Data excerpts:
══════════
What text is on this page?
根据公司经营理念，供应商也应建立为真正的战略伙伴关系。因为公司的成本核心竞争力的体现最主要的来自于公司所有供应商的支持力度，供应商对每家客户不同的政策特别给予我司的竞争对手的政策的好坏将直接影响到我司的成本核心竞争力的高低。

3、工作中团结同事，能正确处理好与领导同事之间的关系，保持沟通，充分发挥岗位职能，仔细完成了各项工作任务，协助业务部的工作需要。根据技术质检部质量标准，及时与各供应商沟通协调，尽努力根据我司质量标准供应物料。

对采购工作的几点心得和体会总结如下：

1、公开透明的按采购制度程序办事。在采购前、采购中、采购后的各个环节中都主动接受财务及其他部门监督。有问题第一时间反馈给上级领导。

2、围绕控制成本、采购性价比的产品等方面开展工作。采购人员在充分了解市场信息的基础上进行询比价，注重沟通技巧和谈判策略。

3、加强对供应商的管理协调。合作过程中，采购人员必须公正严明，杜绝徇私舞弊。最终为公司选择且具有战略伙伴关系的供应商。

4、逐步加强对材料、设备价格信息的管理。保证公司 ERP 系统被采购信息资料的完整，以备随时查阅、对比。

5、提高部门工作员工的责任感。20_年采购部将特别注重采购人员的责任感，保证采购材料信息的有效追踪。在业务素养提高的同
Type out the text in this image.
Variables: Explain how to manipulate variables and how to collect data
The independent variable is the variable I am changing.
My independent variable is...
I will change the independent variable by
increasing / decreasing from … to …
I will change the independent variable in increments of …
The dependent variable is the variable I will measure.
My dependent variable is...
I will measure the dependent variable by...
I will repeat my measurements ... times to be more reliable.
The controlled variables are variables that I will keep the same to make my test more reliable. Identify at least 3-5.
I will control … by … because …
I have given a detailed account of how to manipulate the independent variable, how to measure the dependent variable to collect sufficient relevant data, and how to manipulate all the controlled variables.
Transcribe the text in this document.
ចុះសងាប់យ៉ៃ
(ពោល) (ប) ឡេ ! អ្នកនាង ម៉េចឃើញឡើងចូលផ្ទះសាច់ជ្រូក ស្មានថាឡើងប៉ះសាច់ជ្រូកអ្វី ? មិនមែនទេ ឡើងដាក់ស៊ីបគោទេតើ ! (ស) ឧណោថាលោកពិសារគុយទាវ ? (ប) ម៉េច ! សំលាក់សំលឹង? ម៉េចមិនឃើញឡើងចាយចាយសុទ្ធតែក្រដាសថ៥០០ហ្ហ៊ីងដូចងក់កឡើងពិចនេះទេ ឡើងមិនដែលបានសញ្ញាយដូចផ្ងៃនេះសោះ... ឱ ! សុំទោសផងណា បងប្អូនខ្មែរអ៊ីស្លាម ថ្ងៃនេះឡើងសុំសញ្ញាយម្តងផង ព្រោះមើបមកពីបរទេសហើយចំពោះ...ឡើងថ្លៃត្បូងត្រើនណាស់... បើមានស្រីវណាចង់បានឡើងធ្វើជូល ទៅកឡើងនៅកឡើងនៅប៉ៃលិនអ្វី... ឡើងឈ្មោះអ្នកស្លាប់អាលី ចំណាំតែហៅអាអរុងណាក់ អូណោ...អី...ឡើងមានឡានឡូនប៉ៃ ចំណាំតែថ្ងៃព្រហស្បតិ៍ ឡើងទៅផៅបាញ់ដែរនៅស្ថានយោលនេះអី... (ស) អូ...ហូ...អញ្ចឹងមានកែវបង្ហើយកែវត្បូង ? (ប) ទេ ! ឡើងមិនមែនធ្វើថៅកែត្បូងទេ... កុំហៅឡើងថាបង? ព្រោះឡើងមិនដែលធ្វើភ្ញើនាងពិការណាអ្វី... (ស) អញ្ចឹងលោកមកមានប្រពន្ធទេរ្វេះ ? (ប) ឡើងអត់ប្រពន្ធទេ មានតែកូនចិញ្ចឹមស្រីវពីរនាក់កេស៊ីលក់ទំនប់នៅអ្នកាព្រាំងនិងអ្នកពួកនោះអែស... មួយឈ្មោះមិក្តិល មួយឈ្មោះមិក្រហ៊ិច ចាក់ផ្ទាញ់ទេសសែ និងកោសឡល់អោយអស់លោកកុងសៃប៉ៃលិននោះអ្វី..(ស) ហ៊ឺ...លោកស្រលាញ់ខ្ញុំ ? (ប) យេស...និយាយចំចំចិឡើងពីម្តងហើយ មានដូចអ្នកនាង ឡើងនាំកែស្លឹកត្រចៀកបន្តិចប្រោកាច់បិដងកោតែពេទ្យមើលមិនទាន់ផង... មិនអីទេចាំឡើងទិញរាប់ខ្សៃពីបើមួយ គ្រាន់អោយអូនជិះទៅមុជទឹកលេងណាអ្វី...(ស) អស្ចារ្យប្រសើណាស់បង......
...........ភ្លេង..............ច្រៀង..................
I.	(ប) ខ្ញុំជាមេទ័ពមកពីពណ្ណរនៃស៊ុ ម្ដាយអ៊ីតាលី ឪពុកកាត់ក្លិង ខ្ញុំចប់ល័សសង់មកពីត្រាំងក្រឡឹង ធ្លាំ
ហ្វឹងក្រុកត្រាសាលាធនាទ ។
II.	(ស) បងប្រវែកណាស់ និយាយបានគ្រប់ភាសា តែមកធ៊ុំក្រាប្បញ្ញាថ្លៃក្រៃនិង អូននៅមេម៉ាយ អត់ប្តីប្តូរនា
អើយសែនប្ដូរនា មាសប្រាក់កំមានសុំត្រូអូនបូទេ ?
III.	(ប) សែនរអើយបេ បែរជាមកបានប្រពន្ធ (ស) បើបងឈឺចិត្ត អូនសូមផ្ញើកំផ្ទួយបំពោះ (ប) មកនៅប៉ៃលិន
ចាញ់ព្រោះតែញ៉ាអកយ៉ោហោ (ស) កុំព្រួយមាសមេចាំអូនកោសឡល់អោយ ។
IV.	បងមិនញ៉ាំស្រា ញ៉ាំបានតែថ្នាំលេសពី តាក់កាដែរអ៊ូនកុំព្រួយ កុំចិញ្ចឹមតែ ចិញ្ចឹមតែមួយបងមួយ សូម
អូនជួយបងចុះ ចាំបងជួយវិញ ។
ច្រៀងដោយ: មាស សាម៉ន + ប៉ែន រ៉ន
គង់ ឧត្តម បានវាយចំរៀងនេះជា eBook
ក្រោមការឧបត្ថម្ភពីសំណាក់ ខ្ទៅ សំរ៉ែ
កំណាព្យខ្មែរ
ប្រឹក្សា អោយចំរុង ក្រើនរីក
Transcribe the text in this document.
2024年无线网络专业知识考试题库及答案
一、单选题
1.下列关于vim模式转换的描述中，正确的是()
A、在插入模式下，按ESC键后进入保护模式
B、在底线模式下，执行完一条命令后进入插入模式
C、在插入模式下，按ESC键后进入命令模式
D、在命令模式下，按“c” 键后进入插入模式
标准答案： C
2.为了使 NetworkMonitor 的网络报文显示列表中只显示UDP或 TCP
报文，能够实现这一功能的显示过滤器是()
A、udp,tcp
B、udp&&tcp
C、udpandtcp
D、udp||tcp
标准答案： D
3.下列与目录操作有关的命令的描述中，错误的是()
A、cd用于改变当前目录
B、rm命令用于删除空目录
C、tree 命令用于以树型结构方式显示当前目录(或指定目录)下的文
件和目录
══════════
> **Given request**
Where a line of the records above holds the word "this", copy that line.

> **In response**
What text is on this page?
Type out the text in this image.
Transcribe the text in this document.
Transcribe the text in this document.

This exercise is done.